== MATERIALS PROVIDED ==
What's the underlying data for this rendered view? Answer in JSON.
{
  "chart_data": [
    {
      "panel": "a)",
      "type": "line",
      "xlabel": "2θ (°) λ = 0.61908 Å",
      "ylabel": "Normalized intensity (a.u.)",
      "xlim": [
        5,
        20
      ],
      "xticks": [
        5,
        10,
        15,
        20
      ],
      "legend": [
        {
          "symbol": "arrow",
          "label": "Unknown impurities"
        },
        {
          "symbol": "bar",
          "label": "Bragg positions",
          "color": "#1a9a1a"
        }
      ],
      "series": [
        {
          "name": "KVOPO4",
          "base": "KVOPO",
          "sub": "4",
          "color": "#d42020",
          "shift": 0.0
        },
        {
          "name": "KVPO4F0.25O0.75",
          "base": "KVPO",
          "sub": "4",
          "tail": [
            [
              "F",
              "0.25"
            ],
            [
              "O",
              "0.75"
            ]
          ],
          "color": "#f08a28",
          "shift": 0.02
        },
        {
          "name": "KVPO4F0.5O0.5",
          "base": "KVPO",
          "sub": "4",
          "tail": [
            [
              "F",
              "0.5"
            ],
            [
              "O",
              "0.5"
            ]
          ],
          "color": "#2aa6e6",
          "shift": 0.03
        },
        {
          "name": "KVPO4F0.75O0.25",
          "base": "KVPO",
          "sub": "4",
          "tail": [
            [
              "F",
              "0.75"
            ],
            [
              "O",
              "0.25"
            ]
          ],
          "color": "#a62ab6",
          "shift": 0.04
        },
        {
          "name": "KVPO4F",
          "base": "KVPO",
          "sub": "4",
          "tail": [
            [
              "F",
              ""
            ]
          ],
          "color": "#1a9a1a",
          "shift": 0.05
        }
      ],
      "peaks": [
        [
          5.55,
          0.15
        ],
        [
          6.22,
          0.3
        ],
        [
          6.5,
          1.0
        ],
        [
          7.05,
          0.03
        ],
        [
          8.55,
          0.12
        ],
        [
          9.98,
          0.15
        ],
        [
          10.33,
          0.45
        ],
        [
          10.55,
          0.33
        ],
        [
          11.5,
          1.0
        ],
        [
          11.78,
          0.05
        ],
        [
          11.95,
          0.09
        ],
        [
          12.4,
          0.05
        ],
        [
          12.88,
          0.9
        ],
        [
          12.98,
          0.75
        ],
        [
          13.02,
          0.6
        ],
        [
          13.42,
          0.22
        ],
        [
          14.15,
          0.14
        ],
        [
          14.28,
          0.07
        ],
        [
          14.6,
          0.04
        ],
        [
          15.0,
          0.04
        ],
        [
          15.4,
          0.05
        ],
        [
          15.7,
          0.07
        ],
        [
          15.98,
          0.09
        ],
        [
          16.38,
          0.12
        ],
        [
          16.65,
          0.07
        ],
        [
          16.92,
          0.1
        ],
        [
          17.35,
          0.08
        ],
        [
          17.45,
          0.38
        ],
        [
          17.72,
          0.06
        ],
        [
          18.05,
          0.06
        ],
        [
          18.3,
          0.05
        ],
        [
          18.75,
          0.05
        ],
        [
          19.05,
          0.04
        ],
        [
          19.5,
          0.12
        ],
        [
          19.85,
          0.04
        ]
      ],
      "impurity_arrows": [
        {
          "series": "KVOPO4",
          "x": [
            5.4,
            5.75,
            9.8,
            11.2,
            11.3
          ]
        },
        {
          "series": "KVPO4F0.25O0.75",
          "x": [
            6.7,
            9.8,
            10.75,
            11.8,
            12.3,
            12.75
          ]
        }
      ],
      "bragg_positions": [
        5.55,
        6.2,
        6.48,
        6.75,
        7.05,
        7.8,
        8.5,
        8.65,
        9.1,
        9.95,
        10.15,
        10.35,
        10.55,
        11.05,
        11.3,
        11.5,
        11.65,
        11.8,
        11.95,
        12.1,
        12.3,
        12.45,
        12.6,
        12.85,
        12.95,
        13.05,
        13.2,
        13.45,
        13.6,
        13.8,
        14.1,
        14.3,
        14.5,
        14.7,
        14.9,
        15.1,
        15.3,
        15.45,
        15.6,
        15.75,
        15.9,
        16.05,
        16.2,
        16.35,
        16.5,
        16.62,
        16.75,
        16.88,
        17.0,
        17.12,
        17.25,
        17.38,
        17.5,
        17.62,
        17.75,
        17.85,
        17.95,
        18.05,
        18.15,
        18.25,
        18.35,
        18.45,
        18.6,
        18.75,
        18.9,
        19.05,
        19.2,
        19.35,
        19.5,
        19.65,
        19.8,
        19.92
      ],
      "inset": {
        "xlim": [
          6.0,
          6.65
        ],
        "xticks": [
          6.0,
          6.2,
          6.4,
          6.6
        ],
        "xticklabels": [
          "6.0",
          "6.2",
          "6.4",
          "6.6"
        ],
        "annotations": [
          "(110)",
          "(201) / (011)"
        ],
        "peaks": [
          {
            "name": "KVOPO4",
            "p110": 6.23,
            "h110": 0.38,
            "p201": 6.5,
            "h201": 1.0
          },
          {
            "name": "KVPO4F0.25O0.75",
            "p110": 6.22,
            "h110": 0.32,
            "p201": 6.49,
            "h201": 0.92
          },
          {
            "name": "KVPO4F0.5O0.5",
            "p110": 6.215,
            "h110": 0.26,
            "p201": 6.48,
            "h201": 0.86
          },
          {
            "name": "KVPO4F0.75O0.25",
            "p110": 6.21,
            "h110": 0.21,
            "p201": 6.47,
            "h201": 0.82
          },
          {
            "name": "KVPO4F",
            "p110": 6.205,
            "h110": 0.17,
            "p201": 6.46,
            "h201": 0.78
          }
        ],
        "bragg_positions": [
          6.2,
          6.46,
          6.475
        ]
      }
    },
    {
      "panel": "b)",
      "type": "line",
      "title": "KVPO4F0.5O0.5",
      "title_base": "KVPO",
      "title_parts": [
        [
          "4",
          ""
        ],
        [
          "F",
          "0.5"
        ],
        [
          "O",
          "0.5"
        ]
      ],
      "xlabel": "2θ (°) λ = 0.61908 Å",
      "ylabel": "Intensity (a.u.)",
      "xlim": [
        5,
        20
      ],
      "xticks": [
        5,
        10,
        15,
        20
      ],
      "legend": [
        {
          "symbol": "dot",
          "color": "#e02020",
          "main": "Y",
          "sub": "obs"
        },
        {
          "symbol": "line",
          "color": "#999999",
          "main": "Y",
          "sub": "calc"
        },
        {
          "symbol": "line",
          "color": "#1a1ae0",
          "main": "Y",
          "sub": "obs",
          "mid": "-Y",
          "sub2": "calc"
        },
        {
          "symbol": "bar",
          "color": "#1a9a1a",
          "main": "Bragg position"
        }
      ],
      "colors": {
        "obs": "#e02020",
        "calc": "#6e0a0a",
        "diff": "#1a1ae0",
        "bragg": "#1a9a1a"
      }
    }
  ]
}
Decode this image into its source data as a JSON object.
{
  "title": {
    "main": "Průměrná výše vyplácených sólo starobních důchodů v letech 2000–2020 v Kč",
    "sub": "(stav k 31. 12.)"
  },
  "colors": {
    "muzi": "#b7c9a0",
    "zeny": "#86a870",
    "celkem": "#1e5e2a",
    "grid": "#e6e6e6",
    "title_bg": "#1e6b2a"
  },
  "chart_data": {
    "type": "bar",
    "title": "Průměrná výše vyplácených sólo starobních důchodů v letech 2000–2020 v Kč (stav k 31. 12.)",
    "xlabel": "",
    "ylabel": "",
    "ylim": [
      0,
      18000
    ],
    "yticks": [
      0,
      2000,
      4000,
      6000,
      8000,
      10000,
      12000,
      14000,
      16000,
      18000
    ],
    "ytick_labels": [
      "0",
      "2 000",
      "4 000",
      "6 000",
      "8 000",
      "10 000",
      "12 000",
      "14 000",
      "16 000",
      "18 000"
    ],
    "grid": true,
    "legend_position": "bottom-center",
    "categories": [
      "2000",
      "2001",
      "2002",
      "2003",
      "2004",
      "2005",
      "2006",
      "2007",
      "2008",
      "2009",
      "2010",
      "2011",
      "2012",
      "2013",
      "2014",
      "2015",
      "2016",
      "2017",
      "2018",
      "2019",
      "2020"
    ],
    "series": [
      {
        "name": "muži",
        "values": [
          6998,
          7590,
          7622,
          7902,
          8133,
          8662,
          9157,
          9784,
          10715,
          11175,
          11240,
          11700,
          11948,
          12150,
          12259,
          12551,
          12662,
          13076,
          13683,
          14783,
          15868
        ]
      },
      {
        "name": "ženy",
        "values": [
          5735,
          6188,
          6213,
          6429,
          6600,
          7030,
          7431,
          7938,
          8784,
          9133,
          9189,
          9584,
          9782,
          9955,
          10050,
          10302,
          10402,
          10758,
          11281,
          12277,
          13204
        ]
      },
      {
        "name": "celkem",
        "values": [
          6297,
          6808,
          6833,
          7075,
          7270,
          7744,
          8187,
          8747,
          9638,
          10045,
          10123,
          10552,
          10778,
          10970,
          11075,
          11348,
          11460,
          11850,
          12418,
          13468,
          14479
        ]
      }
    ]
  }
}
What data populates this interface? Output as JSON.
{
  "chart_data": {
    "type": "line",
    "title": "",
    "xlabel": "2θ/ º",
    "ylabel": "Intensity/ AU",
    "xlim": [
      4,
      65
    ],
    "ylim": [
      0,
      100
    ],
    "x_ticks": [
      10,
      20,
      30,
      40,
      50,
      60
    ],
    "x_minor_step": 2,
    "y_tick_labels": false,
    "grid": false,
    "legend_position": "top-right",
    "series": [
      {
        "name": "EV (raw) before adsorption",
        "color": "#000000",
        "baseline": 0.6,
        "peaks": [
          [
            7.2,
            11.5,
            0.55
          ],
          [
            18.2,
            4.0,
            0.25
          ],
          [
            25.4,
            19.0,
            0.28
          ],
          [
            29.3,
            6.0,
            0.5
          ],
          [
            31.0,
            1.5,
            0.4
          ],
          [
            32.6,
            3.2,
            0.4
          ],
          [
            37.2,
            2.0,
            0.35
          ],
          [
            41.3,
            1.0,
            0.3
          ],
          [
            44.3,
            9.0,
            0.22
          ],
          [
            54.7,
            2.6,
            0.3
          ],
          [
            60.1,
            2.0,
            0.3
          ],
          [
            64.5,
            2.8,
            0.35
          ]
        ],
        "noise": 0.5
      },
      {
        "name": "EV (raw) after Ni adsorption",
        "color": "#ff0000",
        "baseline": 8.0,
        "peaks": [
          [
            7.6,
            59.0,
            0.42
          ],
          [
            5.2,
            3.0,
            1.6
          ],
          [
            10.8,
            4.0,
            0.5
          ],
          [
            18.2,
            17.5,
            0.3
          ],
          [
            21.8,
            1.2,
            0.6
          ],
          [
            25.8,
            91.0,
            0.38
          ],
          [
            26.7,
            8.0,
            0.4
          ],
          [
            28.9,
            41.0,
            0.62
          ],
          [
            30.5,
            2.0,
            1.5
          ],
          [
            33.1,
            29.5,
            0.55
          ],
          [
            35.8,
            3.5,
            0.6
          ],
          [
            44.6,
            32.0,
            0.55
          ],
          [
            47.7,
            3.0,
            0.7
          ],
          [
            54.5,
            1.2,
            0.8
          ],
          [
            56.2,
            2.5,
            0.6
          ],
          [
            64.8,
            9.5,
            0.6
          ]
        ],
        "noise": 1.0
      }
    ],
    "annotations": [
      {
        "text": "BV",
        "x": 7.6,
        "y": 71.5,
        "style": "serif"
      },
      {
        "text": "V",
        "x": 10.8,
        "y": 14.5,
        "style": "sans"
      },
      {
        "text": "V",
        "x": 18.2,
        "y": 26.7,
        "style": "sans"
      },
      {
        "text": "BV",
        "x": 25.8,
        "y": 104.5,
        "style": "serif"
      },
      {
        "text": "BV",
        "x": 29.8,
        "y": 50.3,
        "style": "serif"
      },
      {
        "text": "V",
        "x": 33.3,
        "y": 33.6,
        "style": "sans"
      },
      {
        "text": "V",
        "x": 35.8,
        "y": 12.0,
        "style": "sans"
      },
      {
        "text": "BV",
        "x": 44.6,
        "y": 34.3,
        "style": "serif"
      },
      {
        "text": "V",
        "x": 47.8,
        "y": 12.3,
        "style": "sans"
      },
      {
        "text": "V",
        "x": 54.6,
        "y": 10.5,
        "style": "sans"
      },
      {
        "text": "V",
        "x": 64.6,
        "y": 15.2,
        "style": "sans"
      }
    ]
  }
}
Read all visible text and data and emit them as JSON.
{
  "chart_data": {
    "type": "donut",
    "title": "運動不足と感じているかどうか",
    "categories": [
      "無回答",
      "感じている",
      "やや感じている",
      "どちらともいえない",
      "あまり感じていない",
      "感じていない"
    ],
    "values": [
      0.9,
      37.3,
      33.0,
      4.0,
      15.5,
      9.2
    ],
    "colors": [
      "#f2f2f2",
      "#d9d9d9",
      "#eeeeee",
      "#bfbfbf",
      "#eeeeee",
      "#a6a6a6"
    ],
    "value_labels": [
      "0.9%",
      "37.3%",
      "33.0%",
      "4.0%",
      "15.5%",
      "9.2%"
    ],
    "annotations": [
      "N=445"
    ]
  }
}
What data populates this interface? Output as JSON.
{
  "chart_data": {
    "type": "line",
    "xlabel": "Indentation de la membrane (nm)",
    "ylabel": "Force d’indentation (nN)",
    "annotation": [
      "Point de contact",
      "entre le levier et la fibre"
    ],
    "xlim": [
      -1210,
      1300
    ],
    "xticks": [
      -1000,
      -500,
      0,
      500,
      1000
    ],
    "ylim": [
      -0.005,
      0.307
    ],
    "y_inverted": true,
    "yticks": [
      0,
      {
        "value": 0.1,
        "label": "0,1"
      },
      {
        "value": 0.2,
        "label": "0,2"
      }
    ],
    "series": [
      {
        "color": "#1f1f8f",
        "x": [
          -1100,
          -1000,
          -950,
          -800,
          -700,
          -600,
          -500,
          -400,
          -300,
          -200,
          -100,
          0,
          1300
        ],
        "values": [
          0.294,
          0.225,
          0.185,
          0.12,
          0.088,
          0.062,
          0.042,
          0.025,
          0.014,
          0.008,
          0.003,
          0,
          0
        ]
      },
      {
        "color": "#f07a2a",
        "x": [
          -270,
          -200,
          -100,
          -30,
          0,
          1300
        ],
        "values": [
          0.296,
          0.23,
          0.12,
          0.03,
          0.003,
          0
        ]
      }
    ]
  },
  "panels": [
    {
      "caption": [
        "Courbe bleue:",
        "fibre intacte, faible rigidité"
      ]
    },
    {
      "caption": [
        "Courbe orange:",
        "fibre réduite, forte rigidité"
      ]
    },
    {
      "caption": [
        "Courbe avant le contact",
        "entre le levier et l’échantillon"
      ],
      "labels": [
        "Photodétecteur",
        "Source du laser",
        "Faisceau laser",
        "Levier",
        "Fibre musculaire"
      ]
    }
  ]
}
===
__AIM__
Using the material above, report each line where "letech" occurs.

__TASK ANSWER__
    "main": "Průměrná výše vyplácených sólo starobních důchodů v letech 2000–2020 v Kč",
    "title": "Průměrná výše vyplácených sólo starobních důchodů v letech 2000–2020 v Kč (stav k 31. 12.)",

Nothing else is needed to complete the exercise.